### GOAL OF THE EXERCISE
Which lines of the data contain the string "total"? Copy every one of them.

(Records from a collection of figures)
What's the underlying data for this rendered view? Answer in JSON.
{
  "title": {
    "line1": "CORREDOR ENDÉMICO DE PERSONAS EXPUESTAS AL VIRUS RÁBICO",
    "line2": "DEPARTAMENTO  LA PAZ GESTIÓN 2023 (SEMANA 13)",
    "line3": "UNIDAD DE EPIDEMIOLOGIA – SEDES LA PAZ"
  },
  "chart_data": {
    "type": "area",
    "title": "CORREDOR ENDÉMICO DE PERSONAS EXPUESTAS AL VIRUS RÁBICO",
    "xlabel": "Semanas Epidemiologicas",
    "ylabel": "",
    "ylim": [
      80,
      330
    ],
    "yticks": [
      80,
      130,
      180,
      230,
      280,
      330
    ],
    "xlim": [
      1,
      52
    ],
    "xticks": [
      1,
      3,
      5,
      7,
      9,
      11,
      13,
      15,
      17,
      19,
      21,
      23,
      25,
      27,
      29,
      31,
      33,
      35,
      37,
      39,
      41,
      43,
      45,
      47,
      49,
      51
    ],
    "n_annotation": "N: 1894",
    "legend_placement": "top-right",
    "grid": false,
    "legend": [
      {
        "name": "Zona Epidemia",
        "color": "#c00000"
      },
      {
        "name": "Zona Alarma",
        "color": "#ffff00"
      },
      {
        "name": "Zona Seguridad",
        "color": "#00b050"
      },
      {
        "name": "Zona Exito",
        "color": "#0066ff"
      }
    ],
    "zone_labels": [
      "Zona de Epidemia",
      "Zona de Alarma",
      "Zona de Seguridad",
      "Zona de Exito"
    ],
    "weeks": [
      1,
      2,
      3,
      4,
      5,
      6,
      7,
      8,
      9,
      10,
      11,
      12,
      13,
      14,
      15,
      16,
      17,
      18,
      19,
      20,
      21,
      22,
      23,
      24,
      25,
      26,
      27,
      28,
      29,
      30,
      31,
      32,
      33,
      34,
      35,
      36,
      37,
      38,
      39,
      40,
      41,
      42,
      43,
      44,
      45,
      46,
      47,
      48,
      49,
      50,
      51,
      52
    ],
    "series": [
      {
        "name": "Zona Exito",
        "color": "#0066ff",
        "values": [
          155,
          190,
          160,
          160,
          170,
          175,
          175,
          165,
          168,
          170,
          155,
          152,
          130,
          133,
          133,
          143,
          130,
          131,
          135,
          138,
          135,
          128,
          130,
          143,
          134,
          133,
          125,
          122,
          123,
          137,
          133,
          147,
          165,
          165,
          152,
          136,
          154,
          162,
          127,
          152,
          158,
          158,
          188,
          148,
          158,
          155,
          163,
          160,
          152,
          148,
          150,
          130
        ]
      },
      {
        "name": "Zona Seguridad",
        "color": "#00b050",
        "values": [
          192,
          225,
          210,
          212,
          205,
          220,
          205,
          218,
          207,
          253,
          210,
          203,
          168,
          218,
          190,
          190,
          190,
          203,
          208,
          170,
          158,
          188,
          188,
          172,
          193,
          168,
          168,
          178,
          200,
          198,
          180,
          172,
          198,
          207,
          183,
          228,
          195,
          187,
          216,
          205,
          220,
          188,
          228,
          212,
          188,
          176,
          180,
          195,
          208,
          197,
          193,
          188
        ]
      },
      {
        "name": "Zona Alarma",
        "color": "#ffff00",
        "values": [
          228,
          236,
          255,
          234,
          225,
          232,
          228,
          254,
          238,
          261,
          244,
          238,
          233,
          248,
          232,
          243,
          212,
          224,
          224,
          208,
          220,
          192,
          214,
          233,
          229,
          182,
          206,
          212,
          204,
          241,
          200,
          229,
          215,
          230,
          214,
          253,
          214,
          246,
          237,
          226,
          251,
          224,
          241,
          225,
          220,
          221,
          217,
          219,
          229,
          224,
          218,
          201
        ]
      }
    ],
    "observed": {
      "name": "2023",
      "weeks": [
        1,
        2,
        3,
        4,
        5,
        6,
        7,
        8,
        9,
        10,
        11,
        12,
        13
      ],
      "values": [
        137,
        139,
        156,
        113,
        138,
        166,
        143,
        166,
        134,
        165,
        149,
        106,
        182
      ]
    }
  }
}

* * *

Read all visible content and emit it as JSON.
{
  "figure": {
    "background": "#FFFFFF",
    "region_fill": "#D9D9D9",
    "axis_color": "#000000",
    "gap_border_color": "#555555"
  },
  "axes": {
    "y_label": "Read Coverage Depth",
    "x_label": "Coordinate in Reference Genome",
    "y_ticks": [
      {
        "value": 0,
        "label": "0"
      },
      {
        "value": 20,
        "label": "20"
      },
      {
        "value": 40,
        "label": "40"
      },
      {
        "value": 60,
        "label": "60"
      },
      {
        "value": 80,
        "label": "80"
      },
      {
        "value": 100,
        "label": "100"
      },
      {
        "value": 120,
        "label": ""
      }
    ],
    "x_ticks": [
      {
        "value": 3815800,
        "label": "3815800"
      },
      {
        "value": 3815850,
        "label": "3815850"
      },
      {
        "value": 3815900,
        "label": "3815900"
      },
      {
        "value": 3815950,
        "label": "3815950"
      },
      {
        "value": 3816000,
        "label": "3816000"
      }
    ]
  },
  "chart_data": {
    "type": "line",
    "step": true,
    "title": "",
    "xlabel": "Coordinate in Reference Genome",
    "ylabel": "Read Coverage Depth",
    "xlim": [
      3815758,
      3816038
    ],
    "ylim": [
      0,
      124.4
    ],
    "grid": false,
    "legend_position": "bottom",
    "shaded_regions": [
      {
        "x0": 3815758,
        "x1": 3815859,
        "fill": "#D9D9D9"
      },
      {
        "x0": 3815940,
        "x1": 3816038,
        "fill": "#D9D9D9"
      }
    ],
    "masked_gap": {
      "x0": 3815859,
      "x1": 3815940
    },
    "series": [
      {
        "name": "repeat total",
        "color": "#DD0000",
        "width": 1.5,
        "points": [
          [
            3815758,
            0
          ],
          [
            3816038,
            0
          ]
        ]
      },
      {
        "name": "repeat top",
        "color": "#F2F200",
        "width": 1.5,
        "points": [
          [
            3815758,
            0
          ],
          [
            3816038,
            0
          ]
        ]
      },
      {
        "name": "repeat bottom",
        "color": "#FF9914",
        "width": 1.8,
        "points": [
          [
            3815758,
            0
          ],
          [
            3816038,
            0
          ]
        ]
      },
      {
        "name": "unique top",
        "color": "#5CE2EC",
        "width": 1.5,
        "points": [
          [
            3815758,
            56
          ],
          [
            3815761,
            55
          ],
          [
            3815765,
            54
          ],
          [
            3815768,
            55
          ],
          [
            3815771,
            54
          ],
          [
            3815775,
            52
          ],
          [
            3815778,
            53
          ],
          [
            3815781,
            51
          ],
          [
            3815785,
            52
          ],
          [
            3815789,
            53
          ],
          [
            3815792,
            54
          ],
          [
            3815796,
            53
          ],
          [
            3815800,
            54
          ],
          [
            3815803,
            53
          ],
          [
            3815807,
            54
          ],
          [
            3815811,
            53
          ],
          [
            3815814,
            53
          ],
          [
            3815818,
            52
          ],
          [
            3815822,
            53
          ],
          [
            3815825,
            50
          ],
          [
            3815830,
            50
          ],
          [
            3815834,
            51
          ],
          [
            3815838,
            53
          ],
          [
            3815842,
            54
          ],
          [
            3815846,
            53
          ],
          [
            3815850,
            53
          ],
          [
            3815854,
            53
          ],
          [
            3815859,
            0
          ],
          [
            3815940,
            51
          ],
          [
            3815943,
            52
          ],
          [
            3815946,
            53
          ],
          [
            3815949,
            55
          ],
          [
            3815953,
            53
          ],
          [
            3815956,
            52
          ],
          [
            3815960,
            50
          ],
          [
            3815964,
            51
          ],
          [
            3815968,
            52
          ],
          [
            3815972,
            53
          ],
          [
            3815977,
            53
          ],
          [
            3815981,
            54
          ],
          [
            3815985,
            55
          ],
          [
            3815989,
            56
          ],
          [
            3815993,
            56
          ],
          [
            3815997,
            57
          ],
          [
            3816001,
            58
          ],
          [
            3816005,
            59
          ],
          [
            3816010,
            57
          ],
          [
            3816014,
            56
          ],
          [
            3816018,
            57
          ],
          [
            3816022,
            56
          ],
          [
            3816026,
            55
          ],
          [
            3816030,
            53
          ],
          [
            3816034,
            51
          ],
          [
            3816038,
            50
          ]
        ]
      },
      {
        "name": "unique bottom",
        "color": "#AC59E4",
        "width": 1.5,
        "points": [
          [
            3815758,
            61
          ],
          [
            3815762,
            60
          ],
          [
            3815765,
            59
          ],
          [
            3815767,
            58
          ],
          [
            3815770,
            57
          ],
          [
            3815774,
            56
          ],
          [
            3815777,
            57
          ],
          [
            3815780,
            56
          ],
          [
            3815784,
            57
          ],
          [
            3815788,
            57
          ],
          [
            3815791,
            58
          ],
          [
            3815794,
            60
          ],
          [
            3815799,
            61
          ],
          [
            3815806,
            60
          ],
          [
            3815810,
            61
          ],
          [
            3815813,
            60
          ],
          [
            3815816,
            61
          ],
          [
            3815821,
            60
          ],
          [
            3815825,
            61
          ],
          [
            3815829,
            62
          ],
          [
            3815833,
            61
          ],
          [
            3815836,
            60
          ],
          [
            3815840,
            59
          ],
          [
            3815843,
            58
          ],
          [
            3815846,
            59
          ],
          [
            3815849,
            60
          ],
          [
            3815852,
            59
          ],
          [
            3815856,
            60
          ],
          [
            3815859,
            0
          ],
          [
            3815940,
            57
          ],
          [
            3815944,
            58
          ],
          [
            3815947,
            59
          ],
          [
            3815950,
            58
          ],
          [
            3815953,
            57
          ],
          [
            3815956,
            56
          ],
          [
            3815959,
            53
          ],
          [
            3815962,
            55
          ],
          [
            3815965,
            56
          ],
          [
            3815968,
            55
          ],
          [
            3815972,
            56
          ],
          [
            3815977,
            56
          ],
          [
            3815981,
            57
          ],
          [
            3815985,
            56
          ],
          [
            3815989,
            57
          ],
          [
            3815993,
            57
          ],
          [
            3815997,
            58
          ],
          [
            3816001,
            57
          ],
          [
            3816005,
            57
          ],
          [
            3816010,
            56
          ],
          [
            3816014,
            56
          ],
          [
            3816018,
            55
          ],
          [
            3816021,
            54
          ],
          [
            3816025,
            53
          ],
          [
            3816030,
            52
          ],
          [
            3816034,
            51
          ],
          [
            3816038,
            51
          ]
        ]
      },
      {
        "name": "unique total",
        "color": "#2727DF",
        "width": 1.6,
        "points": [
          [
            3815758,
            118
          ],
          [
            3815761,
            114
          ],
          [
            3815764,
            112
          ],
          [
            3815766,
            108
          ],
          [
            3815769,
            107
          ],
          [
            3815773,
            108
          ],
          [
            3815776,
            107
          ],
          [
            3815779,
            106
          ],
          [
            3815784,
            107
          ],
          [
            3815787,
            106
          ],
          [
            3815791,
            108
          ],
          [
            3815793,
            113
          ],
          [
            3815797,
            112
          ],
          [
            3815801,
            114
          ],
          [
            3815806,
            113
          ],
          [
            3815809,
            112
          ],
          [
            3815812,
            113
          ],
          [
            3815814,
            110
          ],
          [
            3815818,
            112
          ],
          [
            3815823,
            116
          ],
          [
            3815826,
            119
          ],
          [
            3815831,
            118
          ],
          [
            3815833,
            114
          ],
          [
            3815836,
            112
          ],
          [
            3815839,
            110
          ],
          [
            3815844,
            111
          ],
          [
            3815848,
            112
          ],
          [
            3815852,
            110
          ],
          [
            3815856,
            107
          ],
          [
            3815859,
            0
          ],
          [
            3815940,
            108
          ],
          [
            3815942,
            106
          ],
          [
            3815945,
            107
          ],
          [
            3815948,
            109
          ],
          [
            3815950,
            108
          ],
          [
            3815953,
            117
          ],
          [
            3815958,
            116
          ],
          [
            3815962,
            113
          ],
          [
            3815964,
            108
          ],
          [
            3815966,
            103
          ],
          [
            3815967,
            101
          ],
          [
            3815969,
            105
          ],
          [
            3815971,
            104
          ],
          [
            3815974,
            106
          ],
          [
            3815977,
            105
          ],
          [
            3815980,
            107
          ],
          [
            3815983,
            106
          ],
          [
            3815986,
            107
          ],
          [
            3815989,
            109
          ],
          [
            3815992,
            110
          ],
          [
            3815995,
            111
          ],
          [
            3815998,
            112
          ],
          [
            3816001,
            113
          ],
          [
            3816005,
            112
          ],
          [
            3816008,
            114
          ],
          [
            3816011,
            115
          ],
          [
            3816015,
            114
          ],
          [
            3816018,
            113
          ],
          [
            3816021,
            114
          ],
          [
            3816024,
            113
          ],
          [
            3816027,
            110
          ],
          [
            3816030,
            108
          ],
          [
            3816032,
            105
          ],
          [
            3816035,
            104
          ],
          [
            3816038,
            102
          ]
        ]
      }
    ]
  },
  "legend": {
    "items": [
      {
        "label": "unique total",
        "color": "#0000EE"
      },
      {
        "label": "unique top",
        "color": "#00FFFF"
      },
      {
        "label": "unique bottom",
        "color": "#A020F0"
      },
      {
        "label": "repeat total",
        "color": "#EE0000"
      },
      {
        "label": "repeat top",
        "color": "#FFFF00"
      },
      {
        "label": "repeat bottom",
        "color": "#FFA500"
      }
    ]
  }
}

### SOLUTION
        "name": "repeat total",
        "name": "unique total",
        "label": "unique total",
        "label": "repeat total",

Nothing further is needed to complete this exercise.